**REQUIREMENT**
If a line in the listing below contains "immature", return that line.

**INFORMATION PROVIDED**
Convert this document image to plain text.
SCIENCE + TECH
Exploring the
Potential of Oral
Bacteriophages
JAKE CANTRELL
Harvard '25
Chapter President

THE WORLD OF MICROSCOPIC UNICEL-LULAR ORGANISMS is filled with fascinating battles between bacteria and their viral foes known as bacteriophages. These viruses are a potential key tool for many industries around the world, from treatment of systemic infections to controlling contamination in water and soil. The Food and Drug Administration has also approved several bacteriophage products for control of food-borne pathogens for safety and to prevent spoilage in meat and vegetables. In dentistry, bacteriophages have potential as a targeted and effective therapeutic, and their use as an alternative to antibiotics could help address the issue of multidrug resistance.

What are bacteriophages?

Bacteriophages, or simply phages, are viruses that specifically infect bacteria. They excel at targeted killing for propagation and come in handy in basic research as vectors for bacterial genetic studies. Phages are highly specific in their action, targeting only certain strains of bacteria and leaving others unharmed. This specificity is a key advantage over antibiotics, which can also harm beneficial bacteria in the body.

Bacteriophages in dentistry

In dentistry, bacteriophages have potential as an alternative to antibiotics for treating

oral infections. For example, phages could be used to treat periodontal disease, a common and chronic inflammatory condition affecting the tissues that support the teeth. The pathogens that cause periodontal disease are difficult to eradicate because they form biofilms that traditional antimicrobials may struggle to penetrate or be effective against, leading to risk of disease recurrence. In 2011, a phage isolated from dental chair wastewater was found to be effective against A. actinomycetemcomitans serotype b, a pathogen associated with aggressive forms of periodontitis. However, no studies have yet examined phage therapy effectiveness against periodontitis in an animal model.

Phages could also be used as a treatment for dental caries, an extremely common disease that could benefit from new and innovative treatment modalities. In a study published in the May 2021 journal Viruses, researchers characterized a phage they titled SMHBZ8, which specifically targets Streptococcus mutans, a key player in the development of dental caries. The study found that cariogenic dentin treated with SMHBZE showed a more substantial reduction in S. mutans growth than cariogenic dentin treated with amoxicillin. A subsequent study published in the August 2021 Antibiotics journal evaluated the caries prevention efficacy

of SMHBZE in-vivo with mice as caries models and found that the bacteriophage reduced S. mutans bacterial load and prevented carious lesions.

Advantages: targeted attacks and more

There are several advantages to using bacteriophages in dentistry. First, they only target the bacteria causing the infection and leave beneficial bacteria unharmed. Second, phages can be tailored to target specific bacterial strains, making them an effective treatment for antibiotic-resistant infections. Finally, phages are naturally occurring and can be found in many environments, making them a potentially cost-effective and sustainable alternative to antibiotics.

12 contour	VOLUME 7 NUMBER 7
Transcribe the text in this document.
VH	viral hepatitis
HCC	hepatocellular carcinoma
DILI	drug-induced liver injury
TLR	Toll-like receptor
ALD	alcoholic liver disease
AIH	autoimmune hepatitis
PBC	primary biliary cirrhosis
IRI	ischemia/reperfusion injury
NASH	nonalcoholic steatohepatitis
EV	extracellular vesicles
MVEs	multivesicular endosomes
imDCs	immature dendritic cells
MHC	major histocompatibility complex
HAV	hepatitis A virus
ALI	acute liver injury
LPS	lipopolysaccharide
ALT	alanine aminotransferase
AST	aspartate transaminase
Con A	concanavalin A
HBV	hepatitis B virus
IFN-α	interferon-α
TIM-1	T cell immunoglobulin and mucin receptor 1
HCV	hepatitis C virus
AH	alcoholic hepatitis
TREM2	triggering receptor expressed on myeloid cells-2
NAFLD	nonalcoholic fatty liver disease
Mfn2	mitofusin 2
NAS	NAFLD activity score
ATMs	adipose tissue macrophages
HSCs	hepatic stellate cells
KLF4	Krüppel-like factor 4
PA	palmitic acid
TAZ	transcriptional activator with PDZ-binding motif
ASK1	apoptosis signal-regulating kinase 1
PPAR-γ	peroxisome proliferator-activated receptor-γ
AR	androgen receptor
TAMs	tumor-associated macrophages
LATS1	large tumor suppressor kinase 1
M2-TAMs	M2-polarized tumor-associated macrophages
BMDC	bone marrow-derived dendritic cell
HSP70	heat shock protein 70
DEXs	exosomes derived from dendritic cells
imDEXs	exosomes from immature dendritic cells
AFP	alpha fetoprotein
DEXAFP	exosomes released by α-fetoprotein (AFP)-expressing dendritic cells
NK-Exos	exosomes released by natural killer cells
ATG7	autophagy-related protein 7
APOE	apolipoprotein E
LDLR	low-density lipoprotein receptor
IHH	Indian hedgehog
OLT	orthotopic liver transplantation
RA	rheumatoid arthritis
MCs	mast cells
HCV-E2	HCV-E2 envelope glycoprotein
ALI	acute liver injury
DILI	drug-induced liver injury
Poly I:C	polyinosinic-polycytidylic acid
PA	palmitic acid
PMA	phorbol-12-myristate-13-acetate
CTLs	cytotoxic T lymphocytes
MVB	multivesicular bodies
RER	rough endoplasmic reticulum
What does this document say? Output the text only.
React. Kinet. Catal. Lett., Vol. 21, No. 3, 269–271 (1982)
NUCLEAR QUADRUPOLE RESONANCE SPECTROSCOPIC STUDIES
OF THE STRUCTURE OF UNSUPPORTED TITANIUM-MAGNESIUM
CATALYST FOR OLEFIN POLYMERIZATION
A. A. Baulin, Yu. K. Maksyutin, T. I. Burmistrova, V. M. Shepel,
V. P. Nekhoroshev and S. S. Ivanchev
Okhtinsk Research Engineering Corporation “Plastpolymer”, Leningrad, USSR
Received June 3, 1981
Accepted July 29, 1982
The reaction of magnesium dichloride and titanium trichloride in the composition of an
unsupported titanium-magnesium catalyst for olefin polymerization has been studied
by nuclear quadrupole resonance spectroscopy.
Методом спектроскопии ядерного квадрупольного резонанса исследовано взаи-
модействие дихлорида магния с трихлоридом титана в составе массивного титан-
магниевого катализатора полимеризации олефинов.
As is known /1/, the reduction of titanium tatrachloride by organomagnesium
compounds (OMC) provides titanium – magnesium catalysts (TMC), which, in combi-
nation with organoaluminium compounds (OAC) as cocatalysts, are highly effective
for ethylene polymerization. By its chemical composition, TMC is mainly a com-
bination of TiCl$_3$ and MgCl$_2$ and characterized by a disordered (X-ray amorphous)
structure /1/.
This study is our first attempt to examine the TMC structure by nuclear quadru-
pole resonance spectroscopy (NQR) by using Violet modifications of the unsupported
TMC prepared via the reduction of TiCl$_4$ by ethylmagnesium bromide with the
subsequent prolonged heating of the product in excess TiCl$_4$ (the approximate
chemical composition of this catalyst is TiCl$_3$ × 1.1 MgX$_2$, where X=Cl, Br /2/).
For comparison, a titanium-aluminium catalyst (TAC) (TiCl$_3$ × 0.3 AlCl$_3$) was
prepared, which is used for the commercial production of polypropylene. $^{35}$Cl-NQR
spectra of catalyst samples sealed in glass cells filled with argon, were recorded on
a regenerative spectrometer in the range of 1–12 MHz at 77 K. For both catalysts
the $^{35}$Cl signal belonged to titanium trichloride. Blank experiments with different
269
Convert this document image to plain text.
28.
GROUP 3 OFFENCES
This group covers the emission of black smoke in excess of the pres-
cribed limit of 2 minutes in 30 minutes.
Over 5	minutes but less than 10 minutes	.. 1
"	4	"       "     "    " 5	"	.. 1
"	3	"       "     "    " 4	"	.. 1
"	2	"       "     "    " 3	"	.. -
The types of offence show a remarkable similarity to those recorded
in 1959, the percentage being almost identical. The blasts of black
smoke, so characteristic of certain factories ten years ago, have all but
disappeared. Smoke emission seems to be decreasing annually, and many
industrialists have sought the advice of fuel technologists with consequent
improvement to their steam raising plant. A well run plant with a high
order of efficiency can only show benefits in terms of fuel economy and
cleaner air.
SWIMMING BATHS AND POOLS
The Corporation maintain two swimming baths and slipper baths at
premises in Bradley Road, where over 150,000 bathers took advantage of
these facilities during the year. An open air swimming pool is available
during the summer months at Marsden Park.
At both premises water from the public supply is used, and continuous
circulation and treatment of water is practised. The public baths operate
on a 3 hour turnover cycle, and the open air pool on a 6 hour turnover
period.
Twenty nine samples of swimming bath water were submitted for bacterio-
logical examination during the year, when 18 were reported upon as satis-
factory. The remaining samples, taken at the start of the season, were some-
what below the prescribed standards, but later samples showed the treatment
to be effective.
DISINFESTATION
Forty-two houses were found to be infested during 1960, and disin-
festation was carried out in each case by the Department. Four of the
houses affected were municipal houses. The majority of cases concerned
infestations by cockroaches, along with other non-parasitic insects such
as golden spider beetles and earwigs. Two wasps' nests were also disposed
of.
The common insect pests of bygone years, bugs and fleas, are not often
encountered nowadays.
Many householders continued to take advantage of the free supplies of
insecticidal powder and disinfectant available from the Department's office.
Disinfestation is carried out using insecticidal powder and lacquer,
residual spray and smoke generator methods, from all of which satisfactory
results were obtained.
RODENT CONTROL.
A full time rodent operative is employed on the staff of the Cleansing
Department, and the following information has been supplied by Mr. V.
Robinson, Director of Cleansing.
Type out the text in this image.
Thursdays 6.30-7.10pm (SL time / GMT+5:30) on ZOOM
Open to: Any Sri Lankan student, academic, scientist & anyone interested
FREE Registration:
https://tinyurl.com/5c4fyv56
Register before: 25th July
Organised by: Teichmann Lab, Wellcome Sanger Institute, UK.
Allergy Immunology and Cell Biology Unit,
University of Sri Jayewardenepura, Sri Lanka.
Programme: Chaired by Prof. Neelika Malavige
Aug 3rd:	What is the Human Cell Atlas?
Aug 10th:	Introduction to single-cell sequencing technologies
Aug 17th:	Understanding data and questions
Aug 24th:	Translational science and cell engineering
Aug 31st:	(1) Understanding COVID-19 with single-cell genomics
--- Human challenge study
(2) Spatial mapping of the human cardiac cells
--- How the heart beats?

**ANSWER SECTION**
imDCs	immature dendritic cells
imDEXs	exosomes from immature dendritic cells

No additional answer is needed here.